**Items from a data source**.
++++++++
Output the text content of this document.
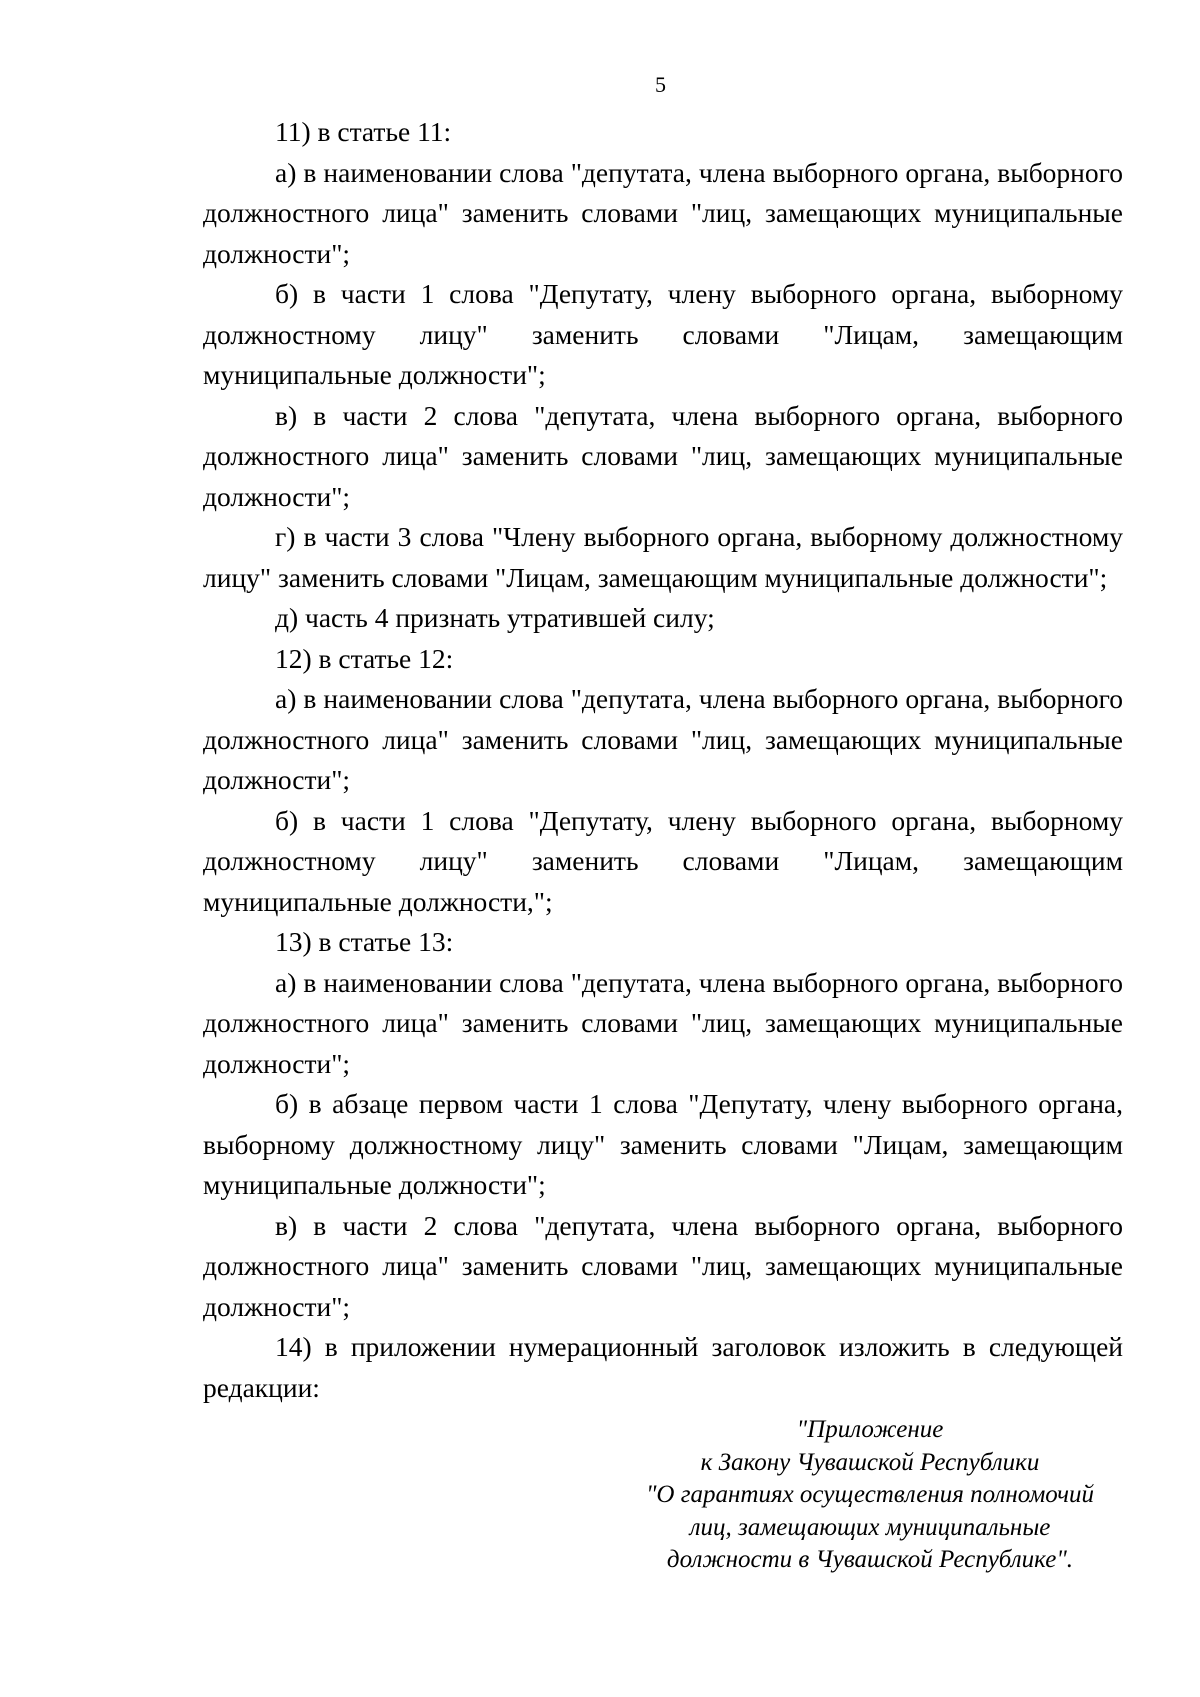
5

11) в статье 11:

а) в наименовании слова "депутата, члена выборного органа, выборного должностного лица" заменить словами "лиц, замещающих муниципальные должности";

б) в части 1 слова "Депутату, члену выборного органа, выборному должностному лицу" заменить словами "Лицам, замещающим муниципальные должности";

в) в части 2 слова "депутата, члена выборного органа, выборного должностного лица" заменить словами "лиц, замещающих муниципальные должности";

г) в части 3 слова "Члену выборного органа, выборному должностному лицу" заменить словами "Лицам, замещающим муниципальные должности";

д) часть 4 признать утратившей силу;

12) в статье 12:

а) в наименовании слова "депутата, члена выборного органа, выборного должностного лица" заменить словами "лиц, замещающих муниципальные должности";

б) в части 1 слова "Депутату, члену выборного органа, выборному должностному лицу" заменить словами "Лицам, замещающим муниципальные должности,";

13) в статье 13:

а) в наименовании слова "депутата, члена выборного органа, выборного должностного лица" заменить словами "лиц, замещающих муниципальные должности";

б) в абзаце первом части 1 слова "Депутату, члену выборного органа, выборному должностному лицу" заменить словами "Лицам, замещающим муниципальные должности";

в) в части 2 слова "депутата, члена выборного органа, выборного должностного лица" заменить словами "лиц, замещающих муниципальные должности";

14) в приложении нумерационный заголовок изложить в следующей редакции:

"Приложение
к Закону Чувашской Республики
"О гарантиях осуществления полномочий
лиц, замещающих муниципальные
должности в Чувашской Республике".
++++++++
**Task objective**.
Identify each line in the entries with the word "статье" and copy it.

**In response**.
11) в статье 11:
12) в статье 12:
13) в статье 13:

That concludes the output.